---------- The input ----------

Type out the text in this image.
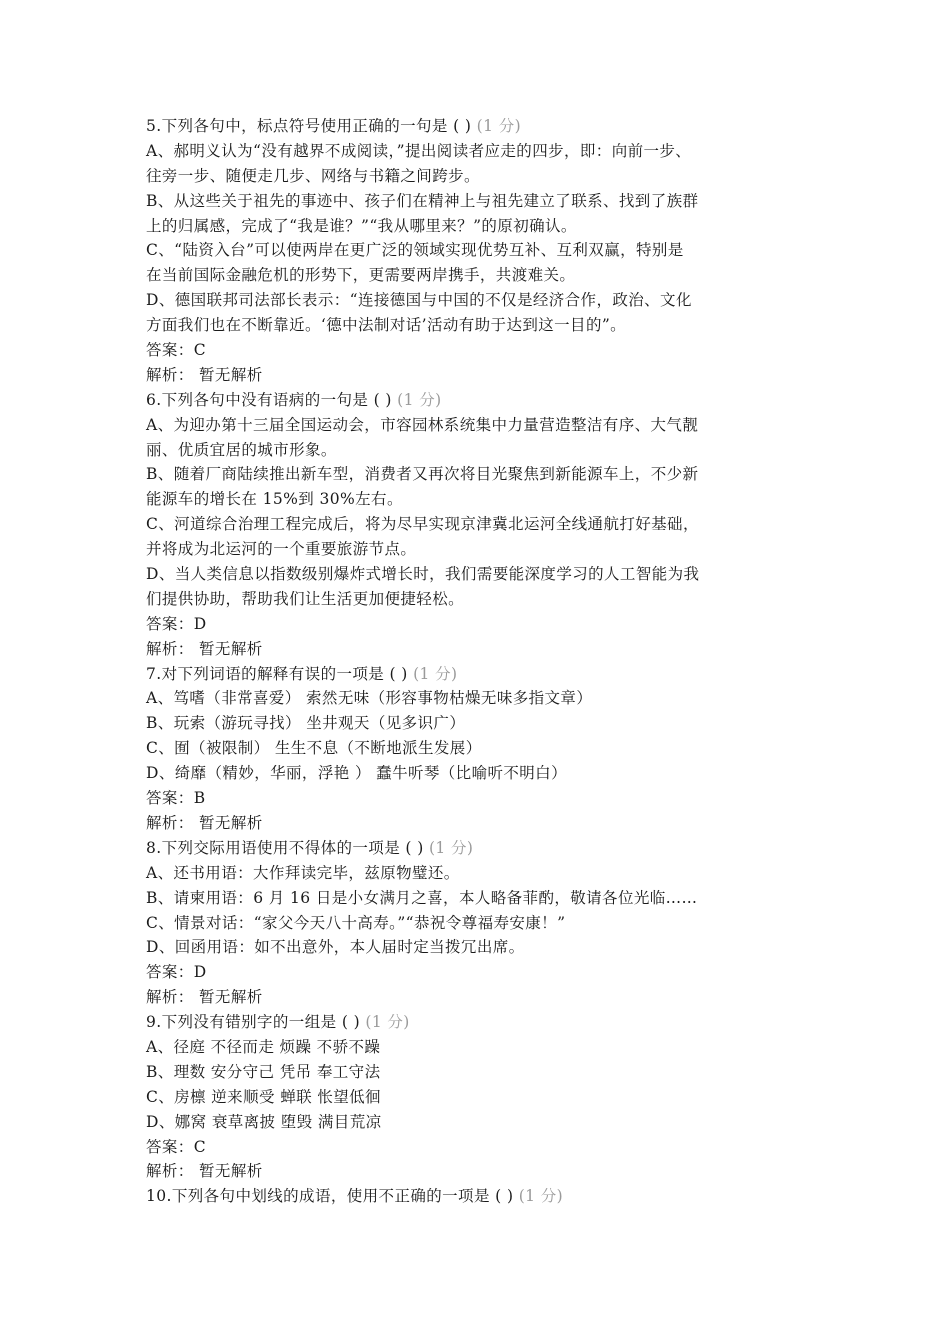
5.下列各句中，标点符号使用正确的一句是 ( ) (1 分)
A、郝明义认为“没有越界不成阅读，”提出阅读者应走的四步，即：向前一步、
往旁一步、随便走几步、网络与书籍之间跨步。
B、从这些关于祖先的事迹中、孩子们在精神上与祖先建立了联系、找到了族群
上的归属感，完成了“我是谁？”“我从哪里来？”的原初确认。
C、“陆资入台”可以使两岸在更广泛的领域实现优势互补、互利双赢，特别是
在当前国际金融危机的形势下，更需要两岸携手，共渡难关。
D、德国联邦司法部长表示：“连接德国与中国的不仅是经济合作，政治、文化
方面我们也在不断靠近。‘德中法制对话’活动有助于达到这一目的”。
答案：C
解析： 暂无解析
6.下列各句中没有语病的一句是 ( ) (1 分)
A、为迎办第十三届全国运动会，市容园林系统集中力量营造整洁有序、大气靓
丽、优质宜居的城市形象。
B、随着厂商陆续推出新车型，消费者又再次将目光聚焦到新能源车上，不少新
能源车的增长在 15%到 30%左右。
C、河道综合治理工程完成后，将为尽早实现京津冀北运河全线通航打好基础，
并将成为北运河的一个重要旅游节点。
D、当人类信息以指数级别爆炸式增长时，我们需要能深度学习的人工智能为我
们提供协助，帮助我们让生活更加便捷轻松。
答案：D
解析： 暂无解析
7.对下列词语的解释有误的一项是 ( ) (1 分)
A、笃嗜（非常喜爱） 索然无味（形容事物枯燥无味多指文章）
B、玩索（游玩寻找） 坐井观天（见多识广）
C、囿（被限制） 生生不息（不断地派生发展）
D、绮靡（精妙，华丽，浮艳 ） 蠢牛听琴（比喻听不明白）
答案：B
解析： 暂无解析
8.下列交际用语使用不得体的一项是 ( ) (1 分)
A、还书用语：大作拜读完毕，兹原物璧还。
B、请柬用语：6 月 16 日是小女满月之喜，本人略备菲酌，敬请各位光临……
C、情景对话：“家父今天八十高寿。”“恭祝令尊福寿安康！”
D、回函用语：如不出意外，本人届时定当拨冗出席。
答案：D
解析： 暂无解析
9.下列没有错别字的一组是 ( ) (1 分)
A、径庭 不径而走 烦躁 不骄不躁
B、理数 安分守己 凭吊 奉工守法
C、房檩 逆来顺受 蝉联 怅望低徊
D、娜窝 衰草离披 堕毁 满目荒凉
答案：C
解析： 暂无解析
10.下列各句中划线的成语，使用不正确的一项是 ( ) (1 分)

----------
---------- The input ----------

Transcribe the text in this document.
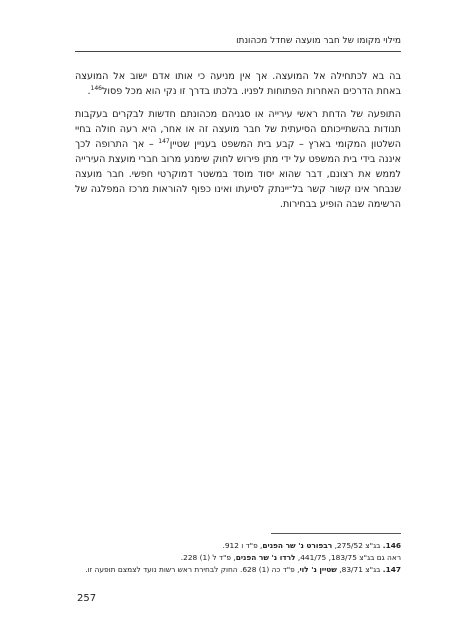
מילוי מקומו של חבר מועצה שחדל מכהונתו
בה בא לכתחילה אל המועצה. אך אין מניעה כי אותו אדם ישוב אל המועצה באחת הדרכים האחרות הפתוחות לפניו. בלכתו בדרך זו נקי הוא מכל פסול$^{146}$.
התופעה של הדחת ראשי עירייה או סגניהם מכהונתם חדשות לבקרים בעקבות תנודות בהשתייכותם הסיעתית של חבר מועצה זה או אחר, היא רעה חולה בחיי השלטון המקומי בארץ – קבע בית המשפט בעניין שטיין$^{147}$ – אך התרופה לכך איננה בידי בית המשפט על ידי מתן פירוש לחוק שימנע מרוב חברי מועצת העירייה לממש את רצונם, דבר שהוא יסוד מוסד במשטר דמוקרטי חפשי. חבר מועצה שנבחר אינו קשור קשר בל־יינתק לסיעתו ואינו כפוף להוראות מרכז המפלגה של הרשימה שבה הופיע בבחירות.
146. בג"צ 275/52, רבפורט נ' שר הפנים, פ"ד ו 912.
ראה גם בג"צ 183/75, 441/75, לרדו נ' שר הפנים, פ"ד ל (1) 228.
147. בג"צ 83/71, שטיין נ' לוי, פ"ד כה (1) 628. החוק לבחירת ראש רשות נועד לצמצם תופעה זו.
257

----------
---------- The input ----------

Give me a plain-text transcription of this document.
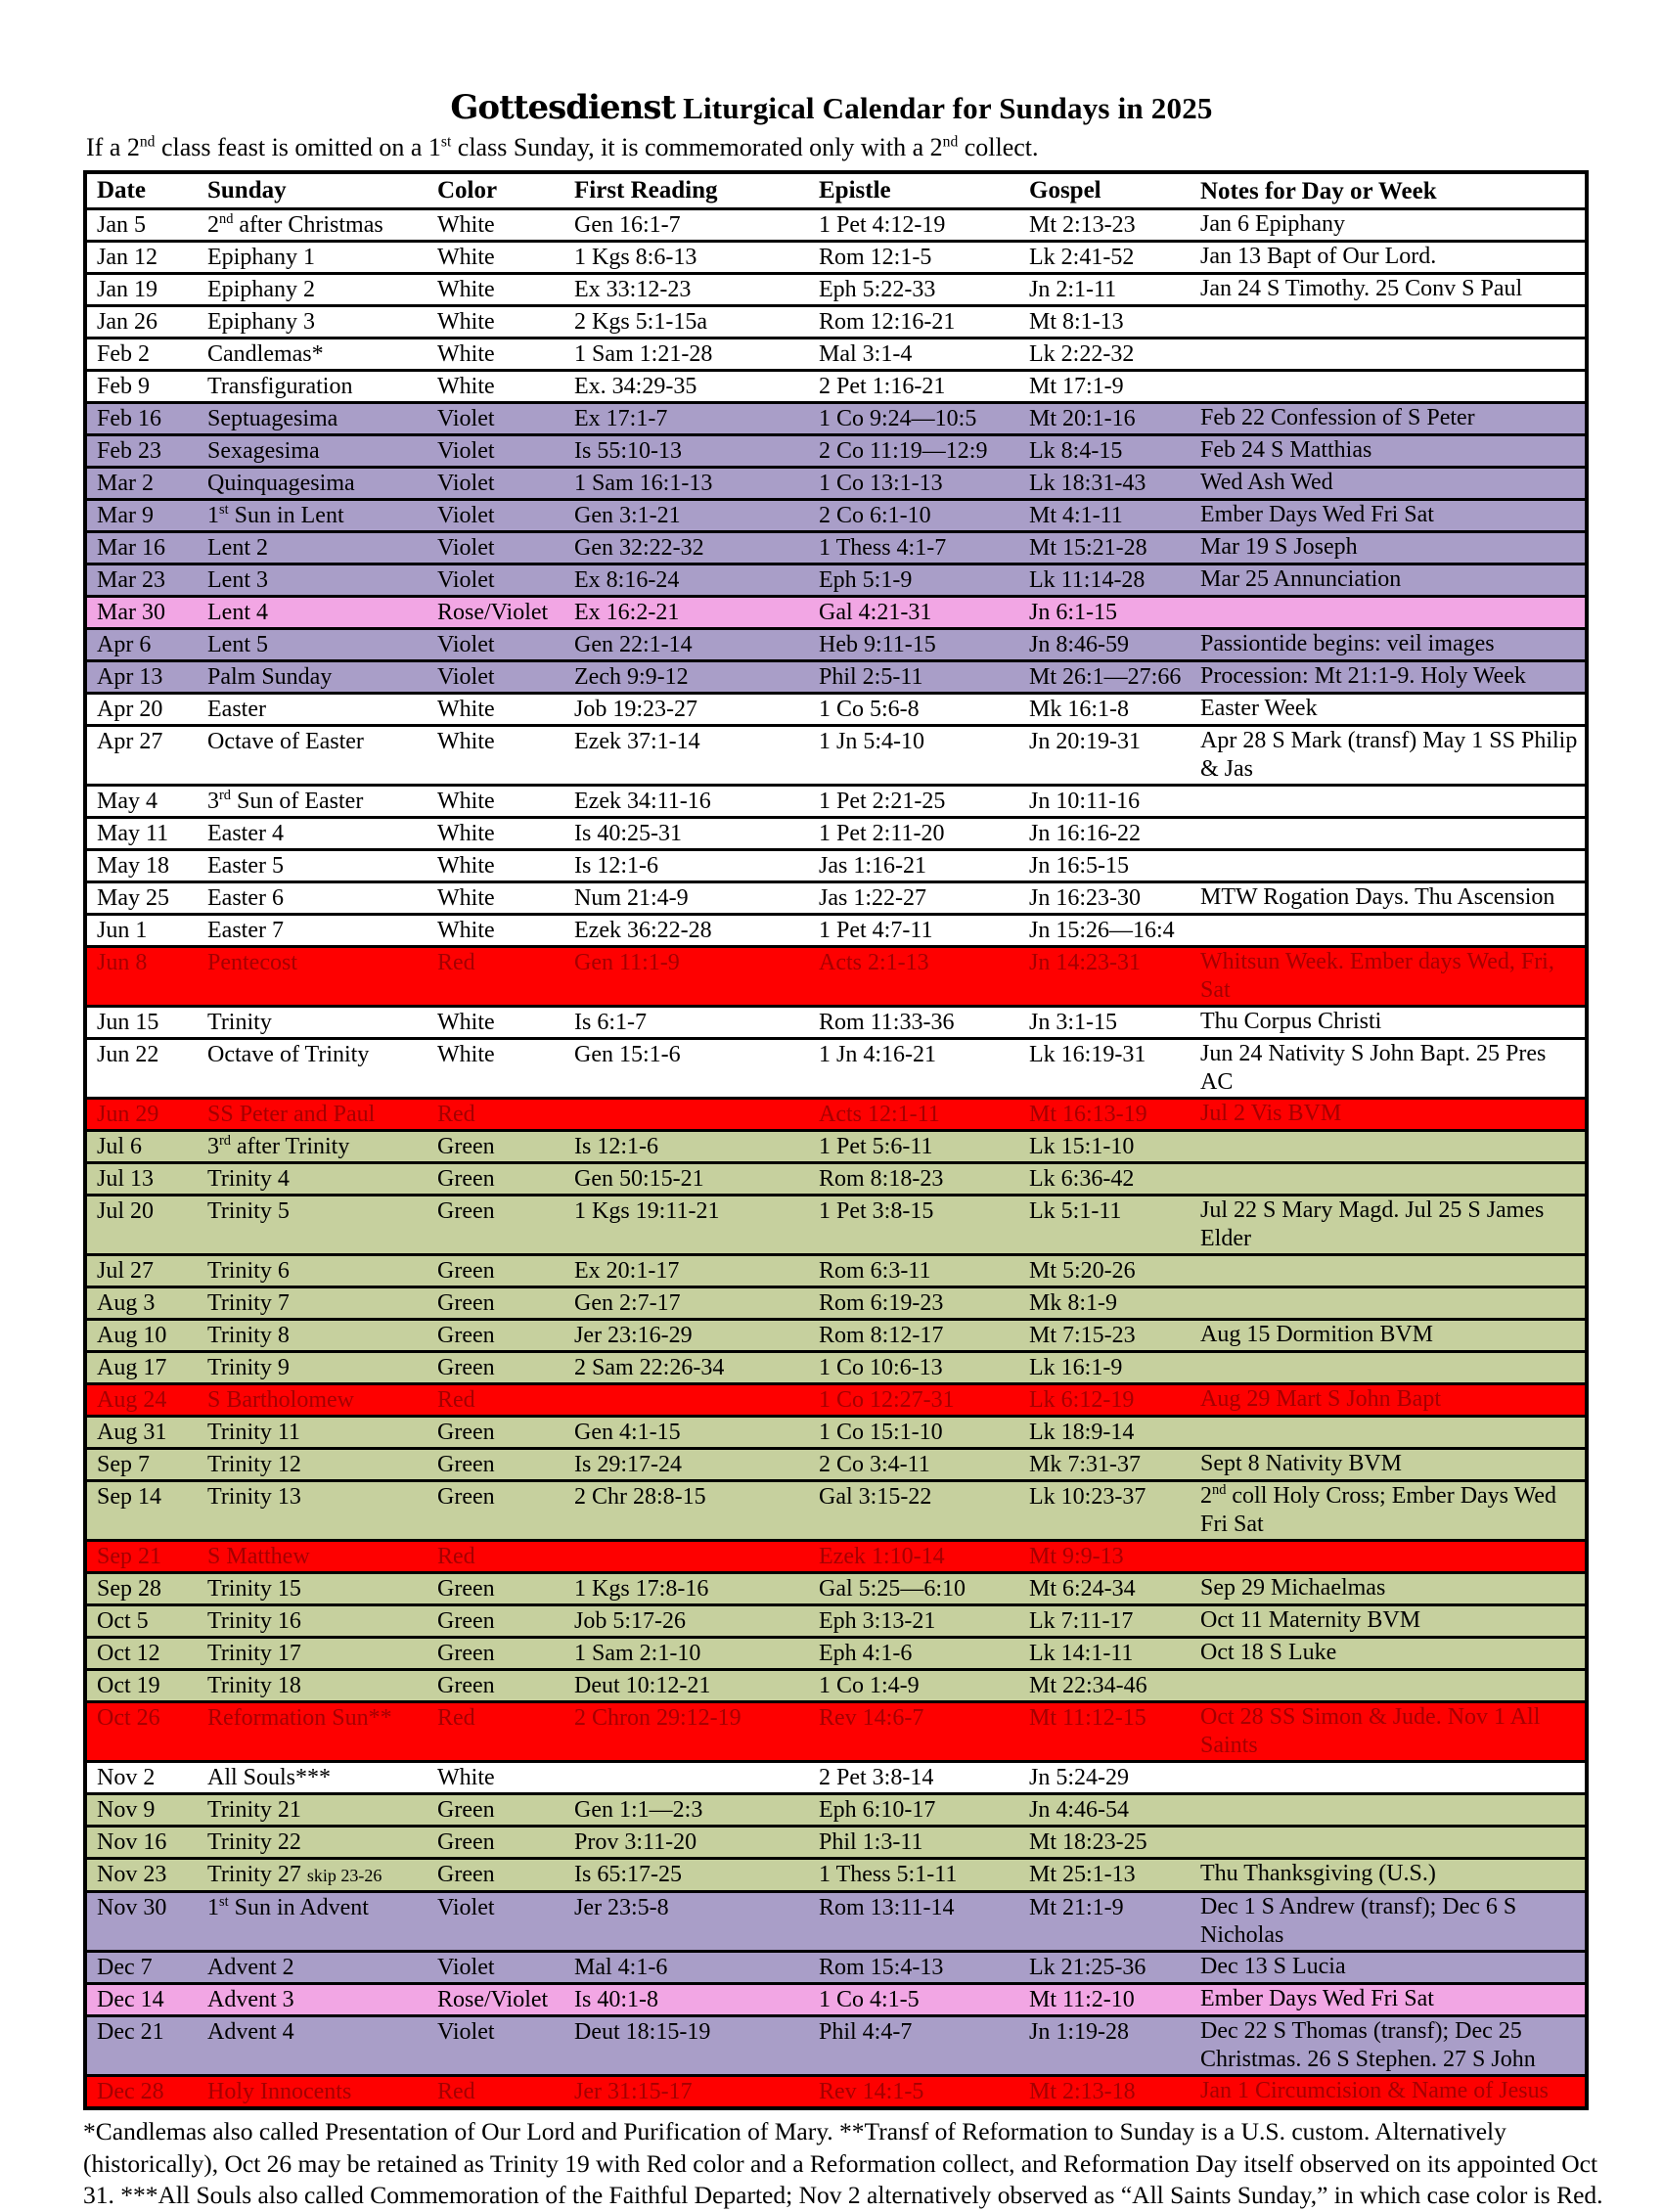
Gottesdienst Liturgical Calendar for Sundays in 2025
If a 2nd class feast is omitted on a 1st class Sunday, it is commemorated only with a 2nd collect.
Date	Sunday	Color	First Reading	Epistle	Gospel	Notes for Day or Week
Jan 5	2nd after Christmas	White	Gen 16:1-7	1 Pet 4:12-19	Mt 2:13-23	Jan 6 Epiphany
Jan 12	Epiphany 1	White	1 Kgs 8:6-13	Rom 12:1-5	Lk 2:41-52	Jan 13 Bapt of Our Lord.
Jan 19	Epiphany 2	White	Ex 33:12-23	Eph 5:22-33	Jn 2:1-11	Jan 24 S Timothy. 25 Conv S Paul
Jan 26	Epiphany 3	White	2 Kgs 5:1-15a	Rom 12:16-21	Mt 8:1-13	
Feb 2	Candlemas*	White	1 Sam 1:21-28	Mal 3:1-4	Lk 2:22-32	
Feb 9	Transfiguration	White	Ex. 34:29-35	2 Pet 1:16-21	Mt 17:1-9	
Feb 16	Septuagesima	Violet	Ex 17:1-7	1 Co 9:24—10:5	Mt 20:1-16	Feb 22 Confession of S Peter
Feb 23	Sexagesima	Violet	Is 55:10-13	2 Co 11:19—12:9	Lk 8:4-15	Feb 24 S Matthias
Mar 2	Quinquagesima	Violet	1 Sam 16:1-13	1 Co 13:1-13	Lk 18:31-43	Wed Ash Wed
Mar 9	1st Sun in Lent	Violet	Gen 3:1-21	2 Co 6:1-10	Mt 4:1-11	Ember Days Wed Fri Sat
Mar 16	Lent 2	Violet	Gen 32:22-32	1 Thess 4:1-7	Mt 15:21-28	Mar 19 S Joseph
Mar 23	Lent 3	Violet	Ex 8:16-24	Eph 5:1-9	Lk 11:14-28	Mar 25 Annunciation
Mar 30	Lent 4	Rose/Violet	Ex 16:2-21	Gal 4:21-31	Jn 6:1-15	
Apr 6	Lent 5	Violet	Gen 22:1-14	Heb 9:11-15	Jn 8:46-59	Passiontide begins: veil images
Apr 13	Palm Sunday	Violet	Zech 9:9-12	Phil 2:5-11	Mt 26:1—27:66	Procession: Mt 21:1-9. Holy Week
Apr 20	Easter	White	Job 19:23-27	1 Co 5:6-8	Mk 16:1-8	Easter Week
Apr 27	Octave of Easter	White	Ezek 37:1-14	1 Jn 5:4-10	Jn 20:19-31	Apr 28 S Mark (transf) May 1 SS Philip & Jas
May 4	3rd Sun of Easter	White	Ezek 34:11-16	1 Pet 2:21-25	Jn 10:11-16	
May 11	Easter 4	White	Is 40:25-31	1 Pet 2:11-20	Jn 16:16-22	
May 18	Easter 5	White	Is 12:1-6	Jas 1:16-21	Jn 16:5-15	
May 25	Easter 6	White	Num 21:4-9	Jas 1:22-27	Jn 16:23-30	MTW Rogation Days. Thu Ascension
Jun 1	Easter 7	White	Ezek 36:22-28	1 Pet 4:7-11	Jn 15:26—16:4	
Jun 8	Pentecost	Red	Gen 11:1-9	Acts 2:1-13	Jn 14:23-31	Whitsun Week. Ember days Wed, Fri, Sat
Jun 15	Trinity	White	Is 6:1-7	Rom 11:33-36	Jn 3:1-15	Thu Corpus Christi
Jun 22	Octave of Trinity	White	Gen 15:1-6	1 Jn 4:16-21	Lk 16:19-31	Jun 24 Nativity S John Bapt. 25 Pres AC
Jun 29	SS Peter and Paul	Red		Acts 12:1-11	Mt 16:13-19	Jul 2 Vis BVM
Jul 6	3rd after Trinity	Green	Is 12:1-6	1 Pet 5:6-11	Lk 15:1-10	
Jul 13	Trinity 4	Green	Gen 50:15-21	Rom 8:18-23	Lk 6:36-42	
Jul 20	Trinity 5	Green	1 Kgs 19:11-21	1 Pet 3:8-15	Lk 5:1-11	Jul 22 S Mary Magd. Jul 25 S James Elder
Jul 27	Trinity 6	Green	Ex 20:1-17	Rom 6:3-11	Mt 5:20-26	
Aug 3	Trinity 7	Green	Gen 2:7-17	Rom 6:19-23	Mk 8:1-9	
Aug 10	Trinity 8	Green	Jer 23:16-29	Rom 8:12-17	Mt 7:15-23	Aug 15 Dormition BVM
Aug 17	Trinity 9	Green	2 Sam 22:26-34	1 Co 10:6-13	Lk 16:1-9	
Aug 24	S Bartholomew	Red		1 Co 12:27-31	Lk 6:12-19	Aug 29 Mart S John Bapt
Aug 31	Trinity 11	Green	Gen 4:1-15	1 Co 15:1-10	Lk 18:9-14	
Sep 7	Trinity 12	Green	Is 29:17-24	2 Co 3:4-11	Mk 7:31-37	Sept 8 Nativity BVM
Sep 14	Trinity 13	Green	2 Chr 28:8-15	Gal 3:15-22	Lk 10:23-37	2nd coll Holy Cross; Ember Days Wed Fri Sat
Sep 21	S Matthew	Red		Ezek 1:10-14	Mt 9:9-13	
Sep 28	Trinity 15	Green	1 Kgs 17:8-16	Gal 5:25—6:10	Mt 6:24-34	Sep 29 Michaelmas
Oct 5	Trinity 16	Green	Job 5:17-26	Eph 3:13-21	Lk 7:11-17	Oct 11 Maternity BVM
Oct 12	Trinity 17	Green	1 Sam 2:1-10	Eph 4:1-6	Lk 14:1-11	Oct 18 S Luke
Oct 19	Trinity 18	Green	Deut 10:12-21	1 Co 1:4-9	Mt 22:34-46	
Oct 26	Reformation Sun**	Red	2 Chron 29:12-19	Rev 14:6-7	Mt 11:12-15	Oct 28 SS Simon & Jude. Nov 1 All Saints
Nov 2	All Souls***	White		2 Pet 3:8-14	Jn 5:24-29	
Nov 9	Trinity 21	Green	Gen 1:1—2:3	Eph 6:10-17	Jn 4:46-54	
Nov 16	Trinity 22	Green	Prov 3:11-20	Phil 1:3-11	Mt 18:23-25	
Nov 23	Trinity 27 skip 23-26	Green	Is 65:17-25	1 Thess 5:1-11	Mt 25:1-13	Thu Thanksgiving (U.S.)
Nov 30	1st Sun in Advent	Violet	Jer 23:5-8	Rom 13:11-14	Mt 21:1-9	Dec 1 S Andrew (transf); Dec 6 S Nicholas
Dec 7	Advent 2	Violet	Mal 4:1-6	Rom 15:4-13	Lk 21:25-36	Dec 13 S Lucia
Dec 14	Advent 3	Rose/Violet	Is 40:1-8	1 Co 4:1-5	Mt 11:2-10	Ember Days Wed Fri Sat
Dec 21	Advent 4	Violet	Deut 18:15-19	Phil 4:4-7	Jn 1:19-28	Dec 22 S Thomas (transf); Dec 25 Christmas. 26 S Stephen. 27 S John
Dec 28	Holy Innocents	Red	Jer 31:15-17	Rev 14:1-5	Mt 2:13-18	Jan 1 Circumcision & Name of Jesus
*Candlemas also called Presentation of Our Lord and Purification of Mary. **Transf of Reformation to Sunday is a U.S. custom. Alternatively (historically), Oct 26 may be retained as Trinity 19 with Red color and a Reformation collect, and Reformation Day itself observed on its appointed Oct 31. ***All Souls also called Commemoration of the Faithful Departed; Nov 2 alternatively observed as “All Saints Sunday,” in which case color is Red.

----------

- Problem requirements -
Copy all lines from the material that hold "Lent".

- Solution for this exercise -
Mar 9	1st Sun in Lent	Violet	Gen 3:1-21	2 Co 6:1-10	Mt 4:1-11	Ember Days Wed Fri Sat
Mar 16	Lent 2	Violet	Gen 32:22-32	1 Thess 4:1-7	Mt 15:21-28	Mar 19 S Joseph
Mar 23	Lent 3	Violet	Ex 8:16-24	Eph 5:1-9	Lk 11:14-28	Mar 25 Annunciation
Mar 30	Lent 4	Rose/Violet	Ex 16:2-21	Gal 4:21-31	Jn 6:1-15	
Apr 6	Lent 5	Violet	Gen 22:1-14	Heb 9:11-15	Jn 8:46-59	Passiontide begins: veil images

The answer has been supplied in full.